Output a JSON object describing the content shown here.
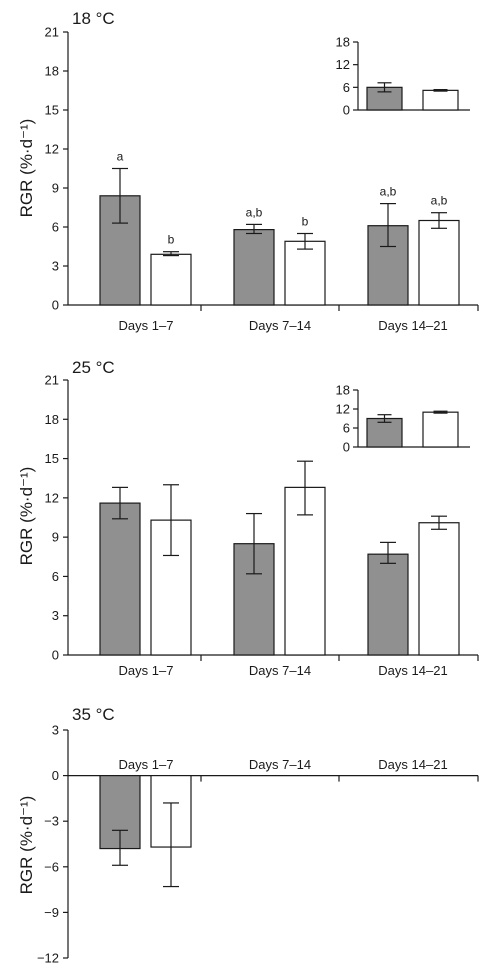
{
  "styles": {
    "treated_fill": "#909090",
    "control_fill": "#ffffff",
    "stroke": "#1a1a1a"
  },
  "chart_data": [
    {
      "type": "bar",
      "title": "18 °C",
      "ylabel": "RGR (%·d⁻¹)",
      "ylim": [
        0,
        21
      ],
      "yticks": [
        0,
        3,
        6,
        9,
        12,
        15,
        18,
        21
      ],
      "categories": [
        "Days 1–7",
        "Days 7–14",
        "Days 14–21"
      ],
      "series": [
        {
          "style": "gray",
          "values": [
            8.4,
            5.8,
            6.1
          ],
          "err_low": [
            6.3,
            5.5,
            4.5
          ],
          "err_high": [
            10.5,
            6.2,
            7.8
          ],
          "labels": [
            "a",
            "a,b",
            "a,b"
          ]
        },
        {
          "style": "white",
          "values": [
            3.9,
            4.9,
            6.5
          ],
          "err_low": [
            3.8,
            4.3,
            5.9
          ],
          "err_high": [
            4.1,
            5.5,
            7.1
          ],
          "labels": [
            "b",
            "b",
            "a,b"
          ]
        }
      ],
      "inset": {
        "ylim": [
          0,
          18
        ],
        "yticks": [
          0,
          6,
          12,
          18
        ],
        "series": [
          {
            "style": "gray",
            "value": 6.0,
            "err_low": 4.8,
            "err_high": 7.2
          },
          {
            "style": "white",
            "value": 5.2,
            "err_low": 5.0,
            "err_high": 5.4
          }
        ]
      }
    },
    {
      "type": "bar",
      "title": "25 °C",
      "ylabel": "RGR (%·d⁻¹)",
      "ylim": [
        0,
        21
      ],
      "yticks": [
        0,
        3,
        6,
        9,
        12,
        15,
        18,
        21
      ],
      "categories": [
        "Days 1–7",
        "Days 7–14",
        "Days 14–21"
      ],
      "series": [
        {
          "style": "gray",
          "values": [
            11.6,
            8.5,
            7.7
          ],
          "err_low": [
            10.4,
            6.2,
            7.0
          ],
          "err_high": [
            12.8,
            10.8,
            8.6
          ]
        },
        {
          "style": "white",
          "values": [
            10.3,
            12.8,
            10.1
          ],
          "err_low": [
            7.6,
            10.7,
            9.6
          ],
          "err_high": [
            13.0,
            14.8,
            10.6
          ]
        }
      ],
      "inset": {
        "ylim": [
          0,
          18
        ],
        "yticks": [
          0,
          6,
          12,
          18
        ],
        "series": [
          {
            "style": "gray",
            "value": 9.0,
            "err_low": 7.8,
            "err_high": 10.2
          },
          {
            "style": "white",
            "value": 11.0,
            "err_low": 10.7,
            "err_high": 11.3
          }
        ]
      }
    },
    {
      "type": "bar",
      "title": "35 °C",
      "ylabel": "RGR (%·d⁻¹)",
      "ylim": [
        -12,
        3
      ],
      "yticks": [
        -12,
        -9,
        -6,
        -3,
        0,
        3
      ],
      "categories": [
        "Days 1–7",
        "Days 7–14",
        "Days 14–21"
      ],
      "series": [
        {
          "style": "gray",
          "values": [
            -4.8,
            null,
            null
          ],
          "err_low": [
            -5.9,
            null,
            null
          ],
          "err_high": [
            -3.6,
            null,
            null
          ]
        },
        {
          "style": "white",
          "values": [
            -4.7,
            null,
            null
          ],
          "err_low": [
            -7.3,
            null,
            null
          ],
          "err_high": [
            -1.8,
            null,
            null
          ]
        }
      ]
    }
  ]
}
-=-=-=-=-
Stated exercise - Skipping the pictures, transcribe each line above exactly as it appears.

Task output -
Output a JSON object describing the content shown here.
{
  "styles": {
    "treated_fill": "#909090",
    "control_fill": "#ffffff",
    "stroke": "#1a1a1a"
  },
  "chart_data": [
    {
      "type": "bar",
      "title": "18 °C",
      "ylabel": "RGR (%·d⁻¹)",
      "ylim": [
        0,
        21
      ],
      "yticks": [
        0,
        3,
        6,
        9,
        12,
        15,
        18,
        21
      ],
      "categories": [
        "Days 1–7",
        "Days 7–14",
        "Days 14–21"
      ],
      "series": [
        {
          "style": "gray",
          "values": [
            8.4,
            5.8,
            6.1
          ],
          "err_low": [
            6.3,
            5.5,
            4.5
          ],
          "err_high": [
            10.5,
            6.2,
            7.8
          ],
          "labels": [
            "a",
            "a,b",
            "a,b"
          ]
        },
        {
          "style": "white",
          "values": [
            3.9,
            4.9,
            6.5
          ],
          "err_low": [
            3.8,
            4.3,
            5.9
          ],
          "err_high": [
            4.1,
            5.5,
            7.1
          ],
          "labels": [
            "b",
            "b",
            "a,b"
          ]
        }
      ],
      "inset": {
        "ylim": [
          0,
          18
        ],
        "yticks": [
          0,
          6,
          12,
          18
        ],
        "series": [
          {
            "style": "gray",
            "value": 6.0,
            "err_low": 4.8,
            "err_high": 7.2
          },
          {
            "style": "white",
            "value": 5.2,
            "err_low": 5.0,
            "err_high": 5.4
          }
        ]
      }
    },
    {
      "type": "bar",
      "title": "25 °C",
      "ylabel": "RGR (%·d⁻¹)",
      "ylim": [
        0,
        21
      ],
      "yticks": [
        0,
        3,
        6,
        9,
        12,
        15,
        18,
        21
      ],
      "categories": [
        "Days 1–7",
        "Days 7–14",
        "Days 14–21"
      ],
      "series": [
        {
          "style": "gray",
          "values": [
            11.6,
            8.5,
            7.7
          ],
          "err_low": [
            10.4,
            6.2,
            7.0
          ],
          "err_high": [
            12.8,
            10.8,
            8.6
          ]
        },
        {
          "style": "white",
          "values": [
            10.3,
            12.8,
            10.1
          ],
          "err_low": [
            7.6,
            10.7,
            9.6
          ],
          "err_high": [
            13.0,
            14.8,
            10.6
          ]
        }
      ],
      "inset": {
        "ylim": [
          0,
          18
        ],
        "yticks": [
          0,
          6,
          12,
          18
        ],
        "series": [
          {
            "style": "gray",
            "value": 9.0,
            "err_low": 7.8,
            "err_high": 10.2
          },
          {
            "style": "white",
            "value": 11.0,
            "err_low": 10.7,
            "err_high": 11.3
          }
        ]
      }
    },
    {
      "type": "bar",
      "title": "35 °C",
      "ylabel": "RGR (%·d⁻¹)",
      "ylim": [
        -12,
        3
      ],
      "yticks": [
        -12,
        -9,
        -6,
        -3,
        0,
        3
      ],
      "categories": [
        "Days 1–7",
        "Days 7–14",
        "Days 14–21"
      ],
      "series": [
        {
          "style": "gray",
          "values": [
            -4.8,
            null,
            null
          ],
          "err_low": [
            -5.9,
            null,
            null
          ],
          "err_high": [
            -3.6,
            null,
            null
          ]
        },
        {
          "style": "white",
          "values": [
            -4.7,
            null,
            null
          ],
          "err_low": [
            -7.3,
            null,
            null
          ],
          "err_high": [
            -1.8,
            null,
            null
          ]
        }
      ]
    }
  ]
}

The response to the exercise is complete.